__EXCERPT PROVIDED__:
══════════════════════════════

When planning your content, outlining the quiz's objectives, and determining what data you want to collect, there are many moving parts to consider. To simplify the process of making a quiz online, follow these ten steps.

The first step toward creating a quiz is to decide what you want to measure or learn from it. Are you creating a quiz to test your employees’ knowledge or an engaging trivia game for your customers? 

Understanding what you want the outcome of your quiz to be will help determine your objectives and the structure of your quiz. Here are a few learning objectives and goals a quiz creator might have:

  • Teach new knowledge to your respondents: If you want to help test an employee’s knowledge, you can use a quiz to quickly get a quantifiable metric of how much they have learned. This approach is especially useful after employee training modules to measure progress in online learning.
  • Assess critical thinking: In employee onboarding exercises, you can use quizzes to understand an employee’s current knowledge or preferences.
  • Promote self-assessment: You can also use quizzes to allow employees to self-assess their work. Self-assessment quizzes help employees stay on track to achieve their professional goals.

Clear objectives give you the foundation to accurately determine which type of quiz and what sort of questions will work best.

After setting your objectives, it’s time to outline the content that you will use in the quiz. First of all, you should select a general topic. The topic will help you think of related questions to populate your quiz. 

Secondly, you should consider the subtopics you will cover in the quiz. Including subtopics help make your quiz well-rounded and cover as much as possible. By understanding the goal of your quiz and the subtopic, you can create questions more easily.

For example, if you want to test your employees’ knowledge on workplace safety, you might ask the following questions in a quiz:

  • What personal protective equipment (PPE) should I wear according to the (Company) safety regulations?
  • What steps should I take in the event of a fire emergency?
  • Where should workers go in the event of a fire?

These questions will help you determine if an employee understands your safety regulations. You could then ask employees with low scores to repeat their safety training module.

Quizzes should be fun, interactive, and useful. In order to get the most from your quizzes, you should use a variety of question types. Incorporating a range of questions will help keep respondents interested in your content, increasing competition rates and engagement.

Here are some quiz question types you can use:

  • Multiple choice: Multiple choice quiz questions give a small selection of potential answers. Users can choose from the group, selecting one or many answers depending on the question’s requirements.
  • Matching: Respondents have to match two columns of questions and answers. They can drag and drop answers to their questions or draw a line between them.
  • True or false: Users will read through a statement and then choose true or false depending on what they believe to be the correct response.
  • Fill-in-the-blank: This quiz question format asks users to select from a pool of answers or fill in their answers to complete a sentence.
  • Image-based: Image-based quizzes use graphs, photos, or other images and ask questions related to their content.

Each quiz format offers a new way of interacting and engaging with a quiz. A good variety of quiz question types will help to improve engagement while also catering to different learning styles that respondents may have.

══════════════════════════════

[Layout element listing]
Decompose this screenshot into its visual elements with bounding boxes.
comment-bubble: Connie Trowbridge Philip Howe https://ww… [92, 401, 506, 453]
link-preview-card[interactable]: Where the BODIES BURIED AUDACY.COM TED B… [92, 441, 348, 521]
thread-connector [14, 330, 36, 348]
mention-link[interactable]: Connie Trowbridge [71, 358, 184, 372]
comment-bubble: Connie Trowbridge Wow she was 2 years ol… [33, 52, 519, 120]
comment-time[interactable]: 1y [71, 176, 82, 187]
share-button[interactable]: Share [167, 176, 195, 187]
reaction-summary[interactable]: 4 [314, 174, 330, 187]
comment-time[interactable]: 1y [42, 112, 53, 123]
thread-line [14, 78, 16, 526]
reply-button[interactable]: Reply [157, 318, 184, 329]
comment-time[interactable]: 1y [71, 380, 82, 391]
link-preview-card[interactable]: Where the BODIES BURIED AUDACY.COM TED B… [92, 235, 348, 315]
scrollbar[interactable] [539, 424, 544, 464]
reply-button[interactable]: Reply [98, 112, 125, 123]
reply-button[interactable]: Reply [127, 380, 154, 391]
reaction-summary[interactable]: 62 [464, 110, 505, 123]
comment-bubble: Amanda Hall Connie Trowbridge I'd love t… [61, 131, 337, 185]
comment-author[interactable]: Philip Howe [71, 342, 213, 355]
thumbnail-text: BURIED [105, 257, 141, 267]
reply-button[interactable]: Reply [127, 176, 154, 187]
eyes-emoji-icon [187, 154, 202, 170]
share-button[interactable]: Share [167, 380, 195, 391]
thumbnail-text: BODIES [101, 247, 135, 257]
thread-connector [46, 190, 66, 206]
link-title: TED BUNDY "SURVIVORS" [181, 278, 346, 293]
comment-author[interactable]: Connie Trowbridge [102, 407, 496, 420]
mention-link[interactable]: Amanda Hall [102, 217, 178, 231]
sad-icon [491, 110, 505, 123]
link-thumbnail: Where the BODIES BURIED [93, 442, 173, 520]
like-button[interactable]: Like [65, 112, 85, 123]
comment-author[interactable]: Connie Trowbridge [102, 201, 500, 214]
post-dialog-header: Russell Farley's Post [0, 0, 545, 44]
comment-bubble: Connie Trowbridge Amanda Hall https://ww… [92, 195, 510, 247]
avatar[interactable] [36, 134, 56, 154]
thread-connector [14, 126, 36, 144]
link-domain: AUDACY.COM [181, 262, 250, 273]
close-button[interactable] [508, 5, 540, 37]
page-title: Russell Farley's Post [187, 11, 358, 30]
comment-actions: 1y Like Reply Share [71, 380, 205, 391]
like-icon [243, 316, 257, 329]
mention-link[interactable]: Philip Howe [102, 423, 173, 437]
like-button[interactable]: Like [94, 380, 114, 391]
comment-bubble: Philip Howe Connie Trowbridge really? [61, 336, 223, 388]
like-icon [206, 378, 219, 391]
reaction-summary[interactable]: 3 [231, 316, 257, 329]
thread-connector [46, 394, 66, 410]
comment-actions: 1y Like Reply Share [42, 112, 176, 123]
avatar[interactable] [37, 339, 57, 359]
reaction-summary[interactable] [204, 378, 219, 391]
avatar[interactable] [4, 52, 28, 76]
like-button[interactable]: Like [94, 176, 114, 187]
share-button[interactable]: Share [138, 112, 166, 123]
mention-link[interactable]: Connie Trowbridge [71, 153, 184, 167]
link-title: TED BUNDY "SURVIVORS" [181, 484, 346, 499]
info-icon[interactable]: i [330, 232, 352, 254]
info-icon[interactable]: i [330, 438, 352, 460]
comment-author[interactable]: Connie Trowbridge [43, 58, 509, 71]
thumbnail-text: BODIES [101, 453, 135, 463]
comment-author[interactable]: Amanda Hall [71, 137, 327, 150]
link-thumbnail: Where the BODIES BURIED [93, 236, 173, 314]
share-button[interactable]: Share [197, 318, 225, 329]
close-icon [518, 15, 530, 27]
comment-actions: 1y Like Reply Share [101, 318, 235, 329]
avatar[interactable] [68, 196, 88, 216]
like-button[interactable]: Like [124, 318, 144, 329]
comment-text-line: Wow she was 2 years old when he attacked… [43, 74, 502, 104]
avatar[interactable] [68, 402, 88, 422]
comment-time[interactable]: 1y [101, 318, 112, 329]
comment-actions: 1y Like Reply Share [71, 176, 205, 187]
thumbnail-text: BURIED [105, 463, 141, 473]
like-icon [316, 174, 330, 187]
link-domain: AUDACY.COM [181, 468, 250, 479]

══════════════════════════════

__PROBLEM TO SOLVE__:
Rewrite the quiz guide from "Here are some" to "complete a sentence.", changing "columns" to "lists". Use only the quiz guide when doing this work.

__PROBLEM SOLUTION__:
Here are some quiz question types you can use:

  • Multiple choice: Multiple choice quiz questions give a small selection of potential answers. Users can choose from the group, selecting one or many answers depending on the question’s requirements.
  • Matching: Respondents have to match two lists of questions and answers. They can drag and drop answers to their questions or draw a line between them.
  • True or false: Users will read through a statement and then choose true or false depending on what they believe to be the correct response.
  • Fill-in-the-blank: This quiz question format asks users to select from a pool of answers or fill in their answers to complete a sentence.